--- start of EXTRACTED RECORDS ---
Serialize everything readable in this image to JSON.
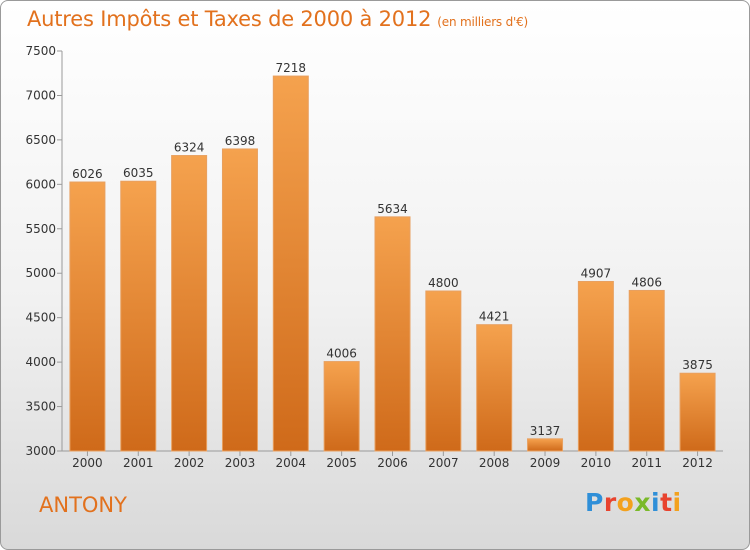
{
  "chart_data": {
    "type": "bar",
    "title": "Autres Impôts et Taxes de 2000 à 2012",
    "subtitle": "(en milliers d'€)",
    "categories": [
      "2000",
      "2001",
      "2002",
      "2003",
      "2004",
      "2005",
      "2006",
      "2007",
      "2008",
      "2009",
      "2010",
      "2011",
      "2012"
    ],
    "values": [
      6026,
      6035,
      6324,
      6398,
      7218,
      4006,
      5634,
      4800,
      4421,
      3137,
      4907,
      4806,
      3875
    ],
    "ylim": [
      3000,
      7500
    ],
    "yticks": [
      3000,
      3500,
      4000,
      4500,
      5000,
      5500,
      6000,
      6500,
      7000,
      7500
    ],
    "grid": false,
    "bar_color": "#f0913a",
    "bar_color_dark": "#d06a1a"
  },
  "footer": {
    "city": "ANTONY",
    "logo": "Proxiti"
  },
  "colors": {
    "accent": "#e2711d",
    "logo_letters": [
      "#2f8fd8",
      "#e8432e",
      "#f3a11d",
      "#7ab929",
      "#2f8fd8",
      "#e8432e",
      "#f3a11d"
    ]
  }
}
--- end of EXTRACTED RECORDS ---
• [GIVEN TASK]: Send back the data above word for word, with the pictures left out.

• [TASK SOLUTION]:
Serialize everything readable in this image to JSON.
{
  "chart_data": {
    "type": "bar",
    "title": "Autres Impôts et Taxes de 2000 à 2012",
    "subtitle": "(en milliers d'€)",
    "categories": [
      "2000",
      "2001",
      "2002",
      "2003",
      "2004",
      "2005",
      "2006",
      "2007",
      "2008",
      "2009",
      "2010",
      "2011",
      "2012"
    ],
    "values": [
      6026,
      6035,
      6324,
      6398,
      7218,
      4006,
      5634,
      4800,
      4421,
      3137,
      4907,
      4806,
      3875
    ],
    "ylim": [
      3000,
      7500
    ],
    "yticks": [
      3000,
      3500,
      4000,
      4500,
      5000,
      5500,
      6000,
      6500,
      7000,
      7500
    ],
    "grid": false,
    "bar_color": "#f0913a",
    "bar_color_dark": "#d06a1a"
  },
  "footer": {
    "city": "ANTONY",
    "logo": "Proxiti"
  },
  "colors": {
    "accent": "#e2711d",
    "logo_letters": [
      "#2f8fd8",
      "#e8432e",
      "#f3a11d",
      "#7ab929",
      "#2f8fd8",
      "#e8432e",
      "#f3a11d"
    ]
  }
}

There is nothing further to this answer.